Start INFORMATION PROVIDED
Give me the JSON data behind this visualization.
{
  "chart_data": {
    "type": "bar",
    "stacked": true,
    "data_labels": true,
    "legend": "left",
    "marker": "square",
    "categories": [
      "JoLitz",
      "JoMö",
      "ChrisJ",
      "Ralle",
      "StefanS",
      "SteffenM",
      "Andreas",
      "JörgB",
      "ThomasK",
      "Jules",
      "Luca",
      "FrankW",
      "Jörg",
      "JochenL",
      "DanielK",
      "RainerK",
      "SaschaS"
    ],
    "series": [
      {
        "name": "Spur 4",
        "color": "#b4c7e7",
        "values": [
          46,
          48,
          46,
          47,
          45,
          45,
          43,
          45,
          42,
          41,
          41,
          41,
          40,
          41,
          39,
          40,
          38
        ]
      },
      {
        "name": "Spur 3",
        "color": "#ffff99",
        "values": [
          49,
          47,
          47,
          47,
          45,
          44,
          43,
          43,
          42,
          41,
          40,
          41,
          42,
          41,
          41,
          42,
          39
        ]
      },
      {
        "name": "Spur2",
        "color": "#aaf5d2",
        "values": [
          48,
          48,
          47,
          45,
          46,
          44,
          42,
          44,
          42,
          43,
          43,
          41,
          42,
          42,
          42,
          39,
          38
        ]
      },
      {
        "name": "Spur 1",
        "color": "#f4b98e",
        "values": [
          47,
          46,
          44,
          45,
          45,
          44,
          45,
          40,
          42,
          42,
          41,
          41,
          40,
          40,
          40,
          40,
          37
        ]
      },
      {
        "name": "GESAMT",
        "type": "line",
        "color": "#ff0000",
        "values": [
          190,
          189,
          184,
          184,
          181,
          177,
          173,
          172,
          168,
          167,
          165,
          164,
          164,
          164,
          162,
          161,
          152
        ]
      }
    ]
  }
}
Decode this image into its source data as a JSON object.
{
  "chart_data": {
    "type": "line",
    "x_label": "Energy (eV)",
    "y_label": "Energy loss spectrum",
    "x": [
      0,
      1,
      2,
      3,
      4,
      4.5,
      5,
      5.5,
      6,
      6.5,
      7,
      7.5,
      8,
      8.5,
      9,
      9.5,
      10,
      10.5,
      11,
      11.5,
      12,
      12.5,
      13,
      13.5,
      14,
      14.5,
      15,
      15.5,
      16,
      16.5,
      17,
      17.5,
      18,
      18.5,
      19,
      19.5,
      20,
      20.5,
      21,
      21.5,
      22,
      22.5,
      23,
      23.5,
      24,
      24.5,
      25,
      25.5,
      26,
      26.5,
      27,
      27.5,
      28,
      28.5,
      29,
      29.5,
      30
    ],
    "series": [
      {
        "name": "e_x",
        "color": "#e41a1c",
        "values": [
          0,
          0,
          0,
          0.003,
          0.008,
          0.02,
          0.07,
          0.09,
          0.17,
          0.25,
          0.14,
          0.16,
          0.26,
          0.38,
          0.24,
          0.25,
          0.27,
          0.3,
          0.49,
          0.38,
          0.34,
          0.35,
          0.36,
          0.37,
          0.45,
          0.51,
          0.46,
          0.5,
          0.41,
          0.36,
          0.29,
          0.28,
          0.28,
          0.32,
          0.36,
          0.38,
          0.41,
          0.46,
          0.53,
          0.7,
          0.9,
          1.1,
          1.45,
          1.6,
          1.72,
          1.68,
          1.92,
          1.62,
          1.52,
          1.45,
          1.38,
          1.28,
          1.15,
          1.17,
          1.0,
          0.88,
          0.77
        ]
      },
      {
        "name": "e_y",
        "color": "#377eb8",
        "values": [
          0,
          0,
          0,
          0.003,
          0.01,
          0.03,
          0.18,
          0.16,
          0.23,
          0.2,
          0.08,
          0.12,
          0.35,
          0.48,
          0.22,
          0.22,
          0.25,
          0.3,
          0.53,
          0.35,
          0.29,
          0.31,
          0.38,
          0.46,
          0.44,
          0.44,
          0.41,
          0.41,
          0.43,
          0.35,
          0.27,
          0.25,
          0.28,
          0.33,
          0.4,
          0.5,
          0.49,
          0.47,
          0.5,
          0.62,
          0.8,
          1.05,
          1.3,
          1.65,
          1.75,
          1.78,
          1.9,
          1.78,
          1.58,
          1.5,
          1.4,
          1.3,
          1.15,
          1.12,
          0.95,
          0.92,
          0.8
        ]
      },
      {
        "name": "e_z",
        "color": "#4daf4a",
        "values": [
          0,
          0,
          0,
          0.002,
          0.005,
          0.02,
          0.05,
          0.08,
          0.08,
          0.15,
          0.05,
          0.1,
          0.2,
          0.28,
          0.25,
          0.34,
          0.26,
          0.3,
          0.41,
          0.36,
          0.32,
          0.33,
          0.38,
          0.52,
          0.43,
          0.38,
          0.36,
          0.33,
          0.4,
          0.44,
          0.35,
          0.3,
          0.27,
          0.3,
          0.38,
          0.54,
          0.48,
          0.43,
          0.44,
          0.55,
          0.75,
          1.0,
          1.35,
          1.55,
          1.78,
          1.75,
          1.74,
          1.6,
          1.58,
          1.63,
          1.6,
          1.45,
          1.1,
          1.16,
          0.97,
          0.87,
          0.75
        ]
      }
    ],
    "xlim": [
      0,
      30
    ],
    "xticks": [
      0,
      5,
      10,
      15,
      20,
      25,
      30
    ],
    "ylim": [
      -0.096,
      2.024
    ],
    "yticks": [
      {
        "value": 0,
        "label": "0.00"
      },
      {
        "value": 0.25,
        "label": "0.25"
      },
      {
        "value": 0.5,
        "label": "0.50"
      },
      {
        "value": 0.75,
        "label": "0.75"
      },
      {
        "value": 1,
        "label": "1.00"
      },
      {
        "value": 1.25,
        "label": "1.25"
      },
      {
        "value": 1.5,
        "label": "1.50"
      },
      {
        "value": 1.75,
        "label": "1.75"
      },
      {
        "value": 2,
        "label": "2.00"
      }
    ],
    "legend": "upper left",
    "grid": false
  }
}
End INFORMATION PROVIDED
§ STATED PROBLEM
Copy out the material above in its entirety. Every detail must match.

§ THE ANSWER
Give me the JSON data behind this visualization.
{
  "chart_data": {
    "type": "bar",
    "stacked": true,
    "data_labels": true,
    "legend": "left",
    "marker": "square",
    "categories": [
      "JoLitz",
      "JoMö",
      "ChrisJ",
      "Ralle",
      "StefanS",
      "SteffenM",
      "Andreas",
      "JörgB",
      "ThomasK",
      "Jules",
      "Luca",
      "FrankW",
      "Jörg",
      "JochenL",
      "DanielK",
      "RainerK",
      "SaschaS"
    ],
    "series": [
      {
        "name": "Spur 4",
        "color": "#b4c7e7",
        "values": [
          46,
          48,
          46,
          47,
          45,
          45,
          43,
          45,
          42,
          41,
          41,
          41,
          40,
          41,
          39,
          40,
          38
        ]
      },
      {
        "name": "Spur 3",
        "color": "#ffff99",
        "values": [
          49,
          47,
          47,
          47,
          45,
          44,
          43,
          43,
          42,
          41,
          40,
          41,
          42,
          41,
          41,
          42,
          39
        ]
      },
      {
        "name": "Spur2",
        "color": "#aaf5d2",
        "values": [
          48,
          48,
          47,
          45,
          46,
          44,
          42,
          44,
          42,
          43,
          43,
          41,
          42,
          42,
          42,
          39,
          38
        ]
      },
      {
        "name": "Spur 1",
        "color": "#f4b98e",
        "values": [
          47,
          46,
          44,
          45,
          45,
          44,
          45,
          40,
          42,
          42,
          41,
          41,
          40,
          40,
          40,
          40,
          37
        ]
      },
      {
        "name": "GESAMT",
        "type": "line",
        "color": "#ff0000",
        "values": [
          190,
          189,
          184,
          184,
          181,
          177,
          173,
          172,
          168,
          167,
          165,
          164,
          164,
          164,
          162,
          161,
          152
        ]
      }
    ]
  }
}
Decode this image into its source data as a JSON object.
{
  "chart_data": {
    "type": "line",
    "x_label": "Energy (eV)",
    "y_label": "Energy loss spectrum",
    "x": [
      0,
      1,
      2,
      3,
      4,
      4.5,
      5,
      5.5,
      6,
      6.5,
      7,
      7.5,
      8,
      8.5,
      9,
      9.5,
      10,
      10.5,
      11,
      11.5,
      12,
      12.5,
      13,
      13.5,
      14,
      14.5,
      15,
      15.5,
      16,
      16.5,
      17,
      17.5,
      18,
      18.5,
      19,
      19.5,
      20,
      20.5,
      21,
      21.5,
      22,
      22.5,
      23,
      23.5,
      24,
      24.5,
      25,
      25.5,
      26,
      26.5,
      27,
      27.5,
      28,
      28.5,
      29,
      29.5,
      30
    ],
    "series": [
      {
        "name": "e_x",
        "color": "#e41a1c",
        "values": [
          0,
          0,
          0,
          0.003,
          0.008,
          0.02,
          0.07,
          0.09,
          0.17,
          0.25,
          0.14,
          0.16,
          0.26,
          0.38,
          0.24,
          0.25,
          0.27,
          0.3,
          0.49,
          0.38,
          0.34,
          0.35,
          0.36,
          0.37,
          0.45,
          0.51,
          0.46,
          0.5,
          0.41,
          0.36,
          0.29,
          0.28,
          0.28,
          0.32,
          0.36,
          0.38,
          0.41,
          0.46,
          0.53,
          0.7,
          0.9,
          1.1,
          1.45,
          1.6,
          1.72,
          1.68,
          1.92,
          1.62,
          1.52,
          1.45,
          1.38,
          1.28,
          1.15,
          1.17,
          1.0,
          0.88,
          0.77
        ]
      },
      {
        "name": "e_y",
        "color": "#377eb8",
        "values": [
          0,
          0,
          0,
          0.003,
          0.01,
          0.03,
          0.18,
          0.16,
          0.23,
          0.2,
          0.08,
          0.12,
          0.35,
          0.48,
          0.22,
          0.22,
          0.25,
          0.3,
          0.53,
          0.35,
          0.29,
          0.31,
          0.38,
          0.46,
          0.44,
          0.44,
          0.41,
          0.41,
          0.43,
          0.35,
          0.27,
          0.25,
          0.28,
          0.33,
          0.4,
          0.5,
          0.49,
          0.47,
          0.5,
          0.62,
          0.8,
          1.05,
          1.3,
          1.65,
          1.75,
          1.78,
          1.9,
          1.78,
          1.58,
          1.5,
          1.4,
          1.3,
          1.15,
          1.12,
          0.95,
          0.92,
          0.8
        ]
      },
      {
        "name": "e_z",
        "color": "#4daf4a",
        "values": [
          0,
          0,
          0,
          0.002,
          0.005,
          0.02,
          0.05,
          0.08,
          0.08,
          0.15,
          0.05,
          0.1,
          0.2,
          0.28,
          0.25,
          0.34,
          0.26,
          0.3,
          0.41,
          0.36,
          0.32,
          0.33,
          0.38,
          0.52,
          0.43,
          0.38,
          0.36,
          0.33,
          0.4,
          0.44,
          0.35,
          0.3,
          0.27,
          0.3,
          0.38,
          0.54,
          0.48,
          0.43,
          0.44,
          0.55,
          0.75,
          1.0,
          1.35,
          1.55,
          1.78,
          1.75,
          1.74,
          1.6,
          1.58,
          1.63,
          1.6,
          1.45,
          1.1,
          1.16,
          0.97,
          0.87,
          0.75
        ]
      }
    ],
    "xlim": [
      0,
      30
    ],
    "xticks": [
      0,
      5,
      10,
      15,
      20,
      25,
      30
    ],
    "ylim": [
      -0.096,
      2.024
    ],
    "yticks": [
      {
        "value": 0,
        "label": "0.00"
      },
      {
        "value": 0.25,
        "label": "0.25"
      },
      {
        "value": 0.5,
        "label": "0.50"
      },
      {
        "value": 0.75,
        "label": "0.75"
      },
      {
        "value": 1,
        "label": "1.00"
      },
      {
        "value": 1.25,
        "label": "1.25"
      },
      {
        "value": 1.5,
        "label": "1.50"
      },
      {
        "value": 1.75,
        "label": "1.75"
      },
      {
        "value": 2,
        "label": "2.00"
      }
    ],
    "legend": "upper left",
    "grid": false
  }
}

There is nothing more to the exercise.